## Begin Supplied records

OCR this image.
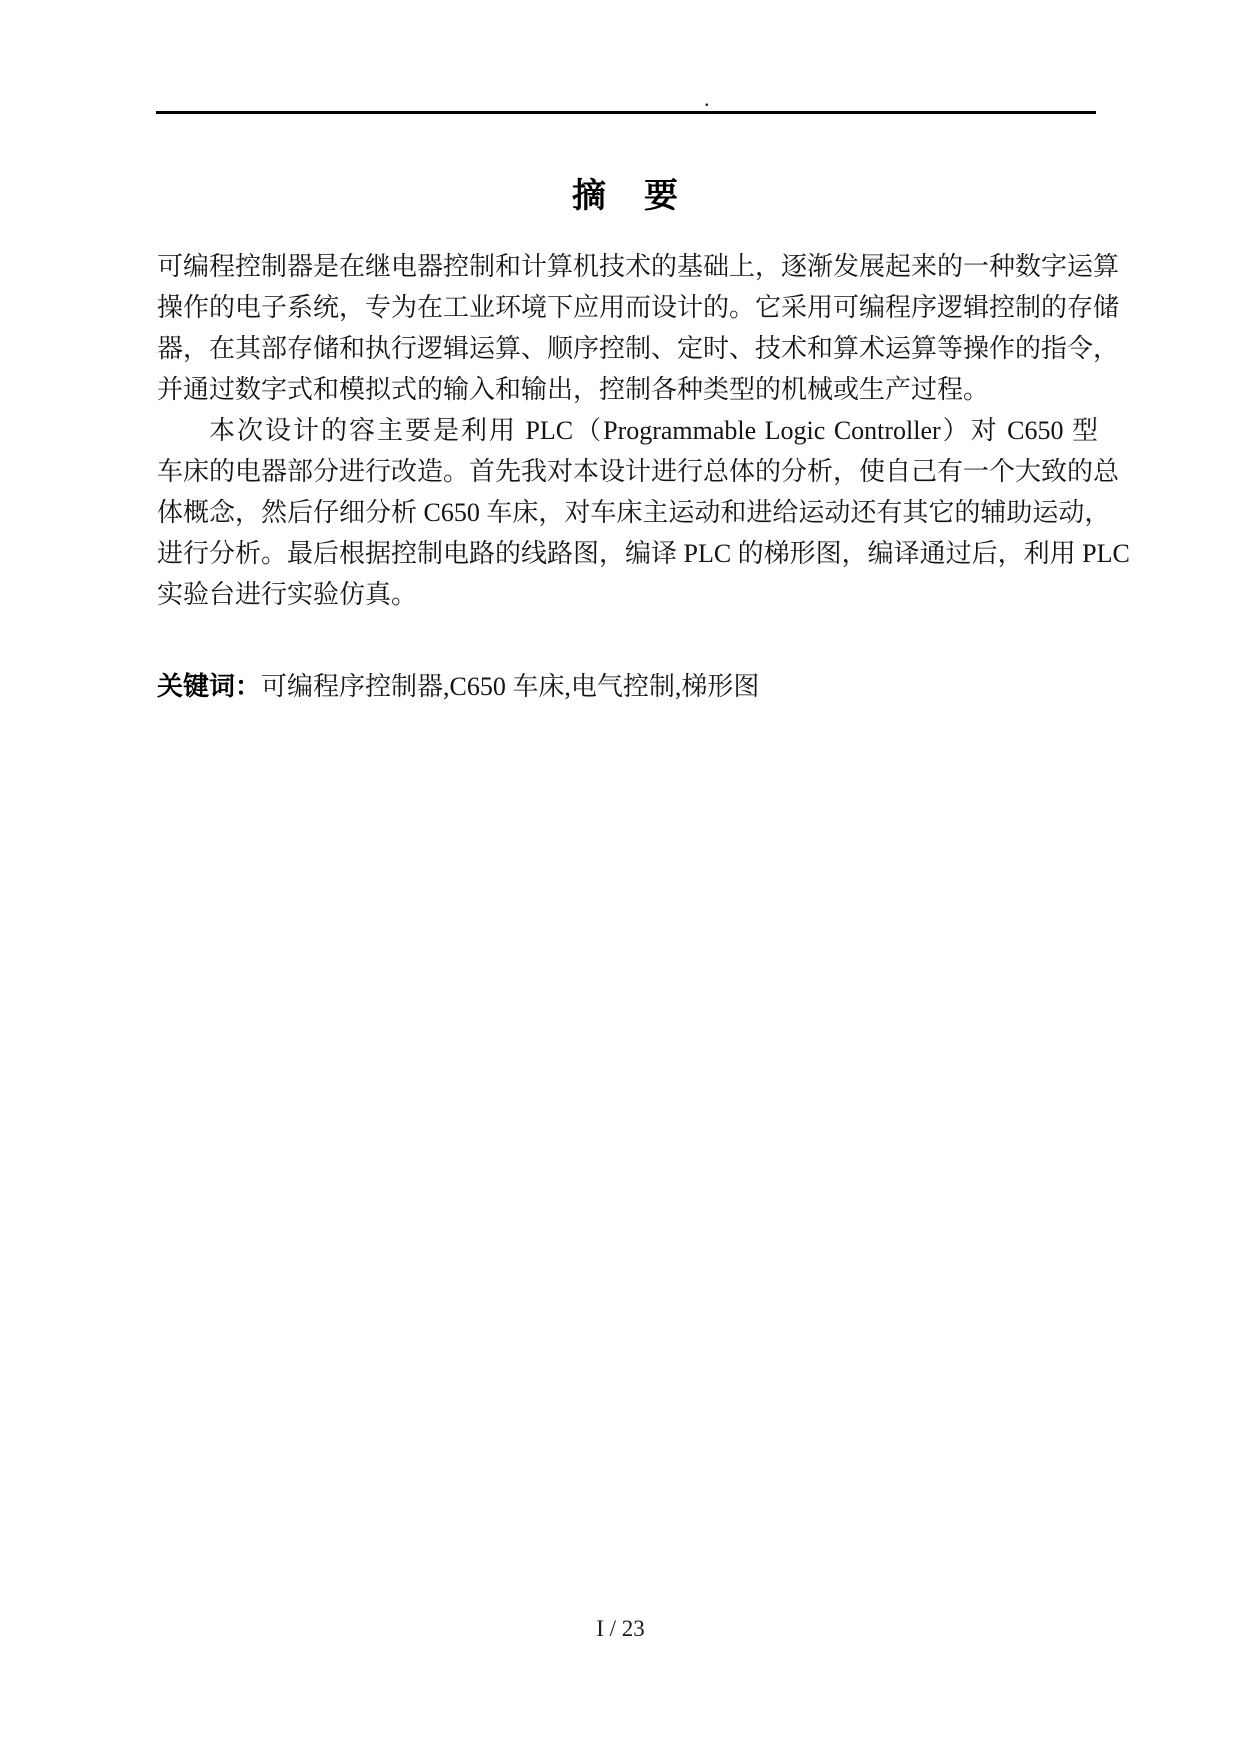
.
摘　要
可编程控制器是在继电器控制和计算机技术的基础上，逐渐发展起来的一种数字运算
操作的电子系统，专为在工业环境下应用而设计的。它采用可编程序逻辑控制的存储
器，在其部存储和执行逻辑运算、顺序控制、定时、技术和算术运算等操作的指令，
并通过数字式和模拟式的输入和输出，控制各种类型的机械或生产过程。
本次设计的容主要是利用 PLC（Programmable Logic Controller）对 C650 型
车床的电器部分进行改造。首先我对本设计进行总体的分析，使自己有一个大致的总
体概念，然后仔细分析 C650 车床，对车床主运动和进给运动还有其它的辅助运动，
进行分析。最后根据控制电路的线路图，编译 PLC 的梯形图，编译通过后，利用 PLC
实验台进行实验仿真。
关键词：可编程序控制器,C650 车床,电气控制,梯形图
I / 23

## End Supplied records

## Task to carry out
Transcribe the records verbatim and omit the images.

## Reply
OCR this image.
.
摘　要
可编程控制器是在继电器控制和计算机技术的基础上，逐渐发展起来的一种数字运算
操作的电子系统，专为在工业环境下应用而设计的。它采用可编程序逻辑控制的存储
器，在其部存储和执行逻辑运算、顺序控制、定时、技术和算术运算等操作的指令，
并通过数字式和模拟式的输入和输出，控制各种类型的机械或生产过程。
本次设计的容主要是利用 PLC（Programmable Logic Controller）对 C650 型
车床的电器部分进行改造。首先我对本设计进行总体的分析，使自己有一个大致的总
体概念，然后仔细分析 C650 车床，对车床主运动和进给运动还有其它的辅助运动，
进行分析。最后根据控制电路的线路图，编译 PLC 的梯形图，编译通过后，利用 PLC
实验台进行实验仿真。
关键词：可编程序控制器,C650 车床,电气控制,梯形图
I / 23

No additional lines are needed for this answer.